Directive 1 -
Could you copy the passage on gas cylinder replacement word for word, starting at "After new cylinder" and ending at "through regulator 215."?

Provided text -
● ● ● ● ●

When gas cylinder 101 is empty or nearly empty, gas cylinder 101 is replaced with a new cylinder 107. During the new gas cylinder installation, gas supply system 103 first isolates process line 104 so that contaminants are minimized at point of use 105. Next, gas supply system 103 is purged using a non-hazardous gas. When gas supply system 103 contains only the non-hazardous gas, cylinder 101 is removed and new cylinder 107 installed.
After new cylinder 107 is installed, the process is reversed. The non-hazardous gas in gas supply system 103 is purged using gas from newly installed cylinder 107 and then process line 104 is opened so that the gas is available at point of use 105.
One configuration of gas supply system 103 is illustrated in more detail in FIG. 2 as gas supply system 203. During normal operation, gas flows from cylinder 201 through valve 210 and filter 211 to valve 212. Valve 212 is a three-way valve that diverts the flow to regulator 215. Regulator 215 controls the gas flow into process line 204. As is well known to those skilled in the art, regulator 215 allows flow only in the direction from gas cylinder 201 to process line 204 and prevents reverse flow from process line 204 through regulator 215.
To change cylinder 201 with gas supply system 203, the position of valve 212 is changed so that gas flow to regulator 215 is prevented and thereby process line 204 is isolated. Valve 210 is closed to block flow from cylinder 201 and valves 213 and 217 are opened. When valve 217 is open, a vacuum generator supply gas flows through check valve 218 and valve 217 and vacuum generator 216 to purge vent line 221.
As is known to those skilled in the art, when the vacuum generator supply gas flows through vacuum generator 216 a relative low pressure is produced on the line to the vacuum generator from check valve 214. Accordingly, the relatively higher pressure hazardous gas left in gas supply system 203 flows through filter 211, valve 212, valve 213 and flow check valve 214 and is evacuated through purge vent line 221. In this way, the hazardous gas is removed from gas supply system 203 so that cylinder 201 may be replaced without danger of hazardous gas flow through valve 210 if valve 210 should be inadvertently opened. Notice, however, that both regulator 215 and valve 212 prevent evacuation of process line 204 by this method.
Another configuration for gas supply system 103 is illustrated in FIG. 3 as gas supply system 303. In gas supply system 303 during normal operation, gas flows from cylinder 301 through filter 311 and valve 302 to regulator 315. High pressure isolation valve 312 blocks flow to vent line 321 during normal operation. Again, flow through regulator 315 is only in the direction from gas cylinder 301 to process line 304.

● ● ● ● ●

Directive 2 -
Can you repeat, word for word, the lines of the records below that start at the one containing "filter-object-name[interactable]: Object Name" and end at the one containing "google-drive-icon — [663, 313, 684, 333]", including both ends?

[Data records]
● ● ● ● ●

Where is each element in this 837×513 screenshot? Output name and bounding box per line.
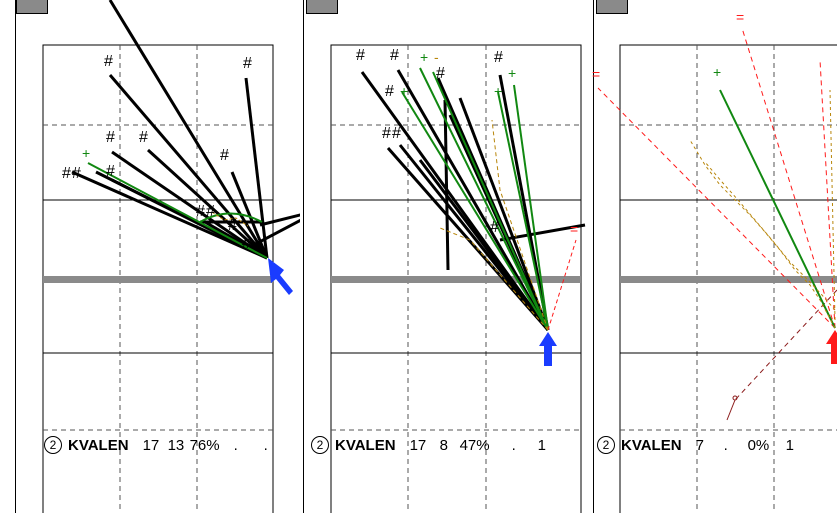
stat-value: 8	[439, 436, 448, 454]
stat-value: 17	[409, 436, 427, 454]
hash-mark: #	[390, 47, 399, 64]
hash-mark: #	[382, 125, 391, 142]
panel-2-tab[interactable]	[306, 0, 338, 14]
plus-mark: +	[82, 145, 90, 161]
hash-mark: #	[196, 203, 205, 220]
panel-2-frame	[303, 0, 582, 513]
panel-1-stats: 2 KVALEN 17 13 76% . .	[44, 434, 274, 456]
baseline-band	[331, 276, 581, 283]
hash-mark: #	[242, 235, 251, 252]
stat-value: .	[723, 436, 728, 454]
hash-mark: #	[356, 47, 365, 64]
black-lines	[71, 0, 300, 260]
hash-mark: #	[228, 217, 237, 234]
blue-arrow-icon	[539, 332, 557, 366]
equals-mark: =	[570, 221, 578, 237]
plus-mark: +	[494, 83, 502, 99]
panel-2-plot: # # # # # # # # + + + + - =	[330, 44, 586, 513]
hash-mark: #	[62, 165, 71, 182]
station-name: KVALEN	[335, 436, 396, 454]
plus-mark: +	[713, 64, 721, 80]
panel-1-frame	[15, 0, 294, 513]
baseline-band	[43, 276, 273, 283]
stat-value: 1	[537, 436, 546, 454]
panel-3-stats: 2 KVALEN 7 . 0% 1	[597, 434, 796, 456]
hash-mark: #	[139, 129, 148, 146]
hash-mark: #	[220, 147, 229, 164]
number-badge: 2	[44, 436, 62, 454]
panel-1-plot: # # # # # # # # # # # # +	[42, 0, 300, 513]
hash-mark: #	[106, 129, 115, 146]
stat-value: 76%	[189, 436, 220, 454]
hash-mark: #	[494, 49, 503, 66]
hash-mark: #	[490, 219, 499, 236]
blue-arrow-icon	[268, 258, 293, 295]
hash-mark: #	[243, 55, 252, 72]
stat-value: 1	[785, 436, 794, 454]
hash-mark: #	[436, 65, 445, 82]
hash-mark: #	[392, 125, 401, 142]
hash-mark: #	[104, 53, 113, 70]
equals-mark: =	[592, 66, 600, 82]
baseline-band	[620, 276, 837, 283]
hash-mark: #	[106, 163, 115, 180]
stat-value: 0%	[747, 436, 770, 454]
plus-mark: +	[508, 65, 516, 81]
stat-value: .	[263, 436, 268, 454]
hash-mark: #	[72, 165, 81, 182]
plus-mark: +	[400, 83, 408, 99]
stat-value: 17	[142, 436, 160, 454]
stat-value: .	[233, 436, 238, 454]
stat-value: 13	[167, 436, 185, 454]
station-name: KVALEN	[621, 436, 682, 454]
equals-mark: =	[736, 9, 744, 25]
panel-3-tab[interactable]	[596, 0, 628, 14]
panel-3-frame	[593, 0, 837, 513]
station-name: KVALEN	[68, 436, 129, 454]
stat-value: 7	[695, 436, 704, 454]
number-badge: 2	[311, 436, 329, 454]
panel-2-stats: 2 KVALEN 17 8 47% . 1	[311, 434, 548, 456]
hash-mark: #	[385, 83, 394, 100]
red-arrow-icon	[826, 330, 837, 364]
stat-value: .	[511, 436, 516, 454]
number-badge: 2	[597, 436, 615, 454]
minus-mark: -	[434, 49, 439, 65]
stat-value: 47%	[459, 436, 490, 454]
panel-1-tab[interactable]	[16, 0, 48, 14]
plus-mark: +	[420, 49, 428, 65]
hash-mark: #	[206, 203, 215, 220]
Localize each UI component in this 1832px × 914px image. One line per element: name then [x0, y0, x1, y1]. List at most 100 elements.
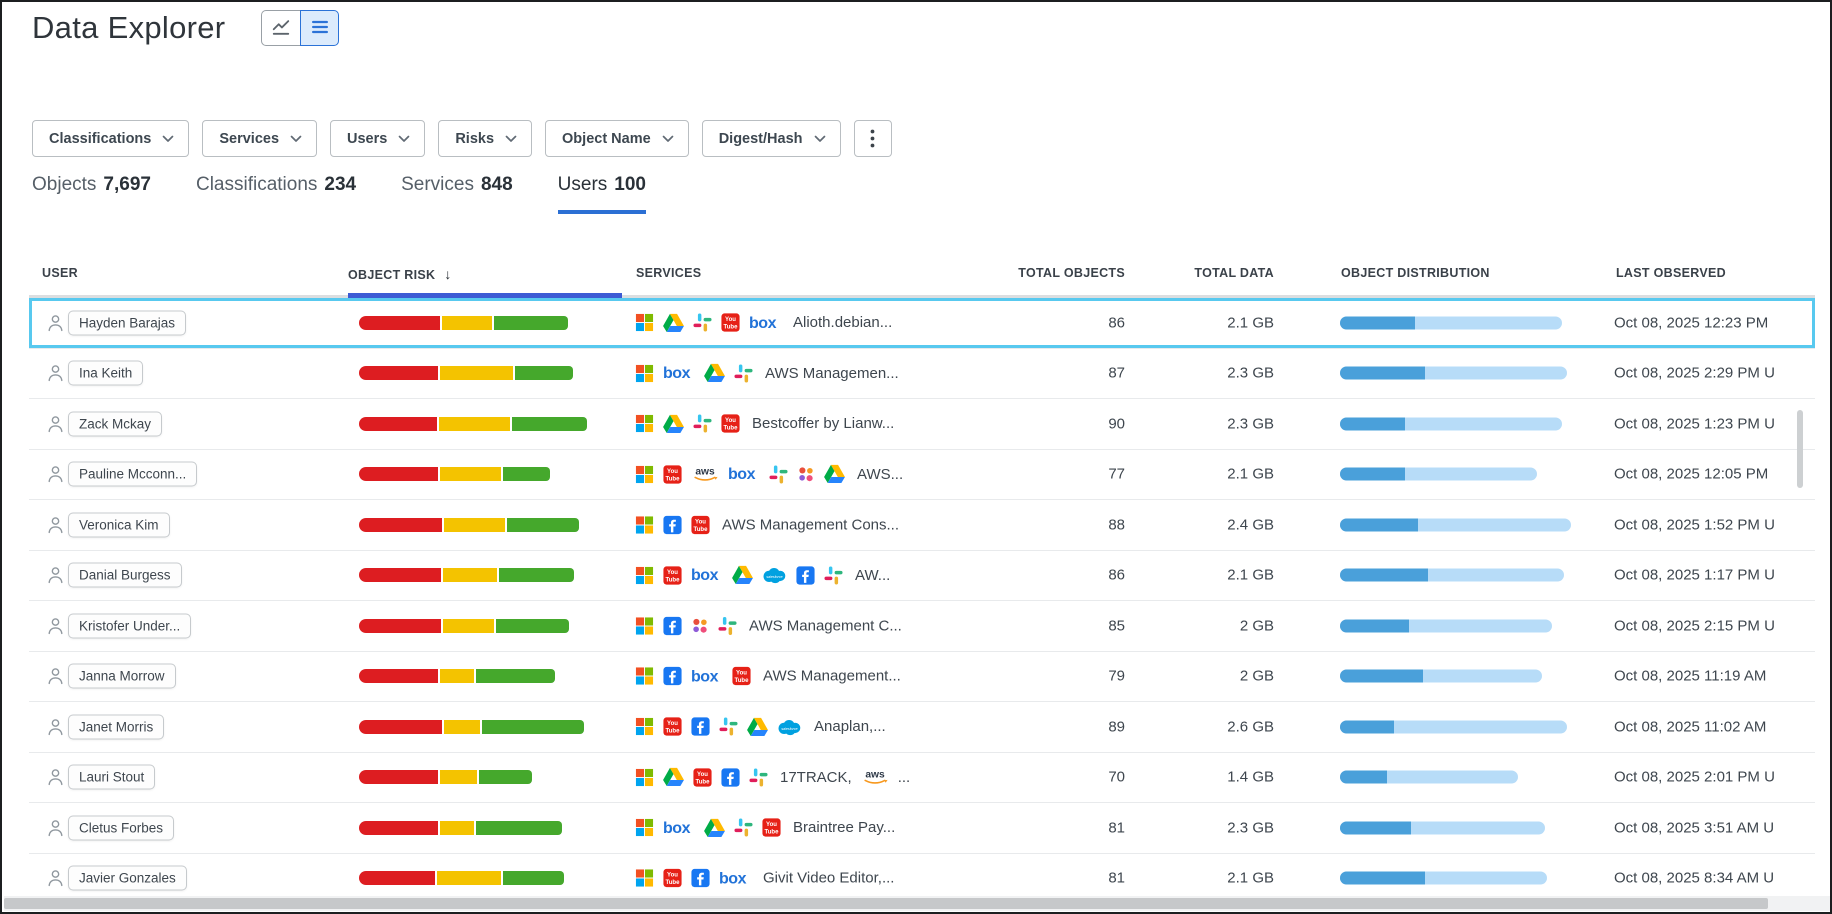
filter-object-name[interactable]: Object Name — [545, 120, 689, 157]
horizontal-scrollbar-thumb[interactable] — [4, 898, 1768, 909]
list-view-button[interactable] — [300, 10, 340, 46]
youtube-icon: You Tube — [721, 313, 740, 332]
column-header-total-data[interactable]: TOTAL DATA — [1124, 266, 1274, 280]
filter-classifications[interactable]: Classifications — [32, 120, 190, 157]
microsoft-icon — [635, 364, 654, 383]
total-objects-value: 90 — [1108, 415, 1125, 433]
total-objects-value: 70 — [1108, 768, 1125, 786]
user-avatar-icon — [45, 716, 66, 737]
table-row[interactable]: Pauline Mcconn... You Tube aws box AWS... 77 2.… — [29, 448, 1815, 500]
tab-count: 100 — [614, 174, 646, 195]
user-avatar-icon — [45, 312, 66, 333]
google-drive-icon — [663, 313, 684, 333]
filter-label: Object Name — [562, 130, 651, 147]
chart-view-button[interactable] — [261, 10, 301, 46]
table-row[interactable]: Zack Mckay You Tube Bestcoffer by Lianw... 9… — [29, 398, 1815, 449]
column-header-label: OBJECT RISK — [348, 268, 436, 282]
more-filters-button[interactable] — [853, 120, 892, 157]
chevron-down-icon — [290, 135, 302, 143]
object-distribution-bar — [1340, 871, 1547, 885]
object-distribution-bar — [1340, 720, 1567, 734]
column-header-total-objects[interactable]: TOTAL OBJECTS — [975, 266, 1125, 280]
filter-services[interactable]: Services — [202, 120, 318, 157]
horizontal-scrollbar-track[interactable] — [4, 896, 1830, 911]
vertical-scrollbar-thumb[interactable] — [1797, 410, 1803, 488]
table-row[interactable]: Ina Keith box AWS Managemen... 87 2.3 GB Oct … — [29, 347, 1815, 399]
youtube-icon: You Tube — [663, 717, 682, 736]
risk-red-segment — [359, 871, 435, 886]
filter-users[interactable]: Users — [330, 120, 426, 157]
google-drive-icon — [704, 818, 725, 838]
user-chip[interactable]: Janna Morrow — [68, 663, 176, 689]
services-label: AWS... — [857, 465, 904, 483]
services-cell: You Tube 17TRACK, aws... — [635, 767, 910, 787]
microsoft-icon — [635, 616, 654, 635]
facebook-icon — [691, 717, 710, 736]
list-icon — [310, 17, 330, 40]
user-chip[interactable]: Lauri Stout — [68, 764, 156, 790]
column-header-user[interactable]: USER — [42, 266, 78, 280]
svg-text:box: box — [691, 668, 719, 684]
risk-yellow-segment — [440, 669, 474, 684]
risk-red-segment — [359, 568, 441, 583]
column-header-last-observed[interactable]: LAST OBSERVED — [1616, 266, 1726, 280]
user-chip[interactable]: Cletus Forbes — [68, 815, 175, 841]
box-icon: box — [691, 668, 723, 684]
table-row[interactable]: Janna Morrow box You Tube AWS Management... 7… — [29, 650, 1815, 702]
object-distribution-fill — [1340, 518, 1418, 532]
svg-text:aws: aws — [695, 467, 715, 478]
table-row[interactable]: Javier Gonzales You Tube box Givit Video Edi… — [29, 852, 1815, 904]
services-cell: You Tube box Givit Video Editor,... — [635, 869, 894, 888]
user-chip[interactable]: Danial Burgess — [68, 562, 182, 588]
services-label: Bestcoffer by Lianw... — [752, 415, 895, 433]
facebook-icon — [663, 515, 682, 534]
user-avatar-icon — [45, 615, 66, 636]
object-risk-bar — [359, 366, 573, 381]
risk-yellow-segment — [444, 719, 480, 734]
user-chip[interactable]: Ina Keith — [68, 360, 144, 386]
user-chip[interactable]: Javier Gonzales — [68, 865, 187, 891]
filter-digest-hash[interactable]: Digest/Hash — [701, 120, 841, 157]
last-observed-value: Oct 08, 2025 2:01 PM U — [1614, 768, 1775, 786]
table-row[interactable]: Hayden Barajas You Tube box Alioth.debian...… — [29, 298, 1815, 348]
user-chip[interactable]: Pauline Mcconn... — [68, 461, 198, 487]
filter-risks[interactable]: Risks — [438, 120, 533, 157]
tab-objects[interactable]: Objects 7,697 — [32, 174, 151, 214]
tab-services[interactable]: Services 848 — [401, 174, 513, 214]
total-objects-value: 86 — [1108, 314, 1125, 332]
user-chip[interactable]: Kristofer Under... — [68, 613, 192, 639]
last-observed-value: Oct 08, 2025 8:34 AM U — [1614, 869, 1775, 887]
svg-text:box: box — [663, 365, 691, 381]
user-chip[interactable]: Veronica Kim — [68, 512, 170, 538]
user-chip[interactable]: Hayden Barajas — [68, 310, 187, 336]
filter-label: Digest/Hash — [718, 130, 803, 147]
column-header-object-risk[interactable]: OBJECT RISK ↓ — [348, 266, 452, 282]
microsoft-icon — [635, 566, 654, 585]
microsoft-icon — [635, 515, 654, 534]
slack-icon — [719, 717, 738, 736]
table-row[interactable]: Kristofer Under... AWS Management C... 85 2… — [29, 600, 1815, 651]
slack-icon — [718, 616, 737, 635]
risk-yellow-segment — [444, 517, 505, 532]
object-distribution-bar — [1340, 366, 1567, 380]
table-row[interactable]: Janet Morris You Tube salesforce Anaplan,...… — [29, 701, 1815, 752]
total-objects-value: 81 — [1108, 869, 1125, 887]
tab-users[interactable]: Users 100 — [557, 174, 646, 214]
tab-classifications[interactable]: Classifications 234 — [196, 174, 356, 214]
table-row[interactable]: Cletus Forbes box You Tube Braintree Pay... 8… — [29, 802, 1815, 853]
youtube-icon: You Tube — [721, 414, 740, 433]
microsoft-icon — [635, 465, 654, 484]
table-row[interactable]: Danial Burgess You Tube box salesforce AW... 8… — [29, 549, 1815, 601]
user-chip[interactable]: Zack Mckay — [68, 411, 163, 437]
facebook-icon — [796, 566, 815, 585]
column-header-services[interactable]: SERVICES — [636, 266, 701, 280]
tab-bar: Objects 7,697 Classifications 234 Services 84… — [32, 174, 646, 214]
user-chip[interactable]: Janet Morris — [68, 714, 165, 740]
table-row[interactable]: Veronica Kim You Tube AWS Management Cons..… — [29, 499, 1815, 550]
svg-text:box: box — [663, 820, 691, 836]
slack-icon — [693, 414, 712, 433]
total-data-value: 2.1 GB — [1227, 566, 1274, 584]
column-header-object-distribution[interactable]: OBJECT DISTRIBUTION — [1341, 266, 1490, 280]
table-row[interactable]: Lauri Stout You Tube 17TRACK, aws... 70 1.4 GB… — [29, 751, 1815, 803]
object-distribution-fill — [1340, 467, 1405, 481]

● ● ● ● ●

Written reply 1 -
After new cylinder 107 is installed, the process is reversed. The non-hazardous gas in gas supply system 103 is purged using gas from newly installed cylinder 107 and then process line 104 is opened so that the gas is available at point of use 105.
One configuration of gas supply system 103 is illustrated in more detail in FIG. 2 as gas supply system 203. During normal operation, gas flows from cylinder 201 through valve 210 and filter 211 to valve 212. Valve 212 is a three-way valve that diverts the flow to regulator 215. Regulator 215 controls the gas flow into process line 204. As is well known to those skilled in the art, regulator 215 allows flow only in the direction from gas cylinder 201 to process line 204 and prevents reverse flow from process line 204 through regulator 215.

Written reply 2 -
filter-object-name[interactable]: Object Name — [545, 120, 689, 157]
horizontal-scrollbar-thumb[interactable] — [4, 898, 1768, 909]
list-view-button[interactable] — [300, 10, 340, 46]
youtube-icon: You Tube — [721, 313, 740, 332]
column-header-total-data[interactable]: TOTAL DATA — [1124, 266, 1274, 280]
filter-classifications[interactable]: Classifications — [32, 120, 190, 157]
microsoft-icon — [635, 364, 654, 383]
total-objects-value: 90 — [1108, 415, 1125, 433]
total-objects-value: 70 — [1108, 768, 1125, 786]
user-avatar-icon — [45, 716, 66, 737]
table-row[interactable]: Pauline Mcconn... You Tube aws box AWS... 77 2.… — [29, 448, 1815, 500]
tab-count: 100 — [614, 174, 646, 195]
user-avatar-icon — [45, 312, 66, 333]
google-drive-icon — [663, 313, 684, 333]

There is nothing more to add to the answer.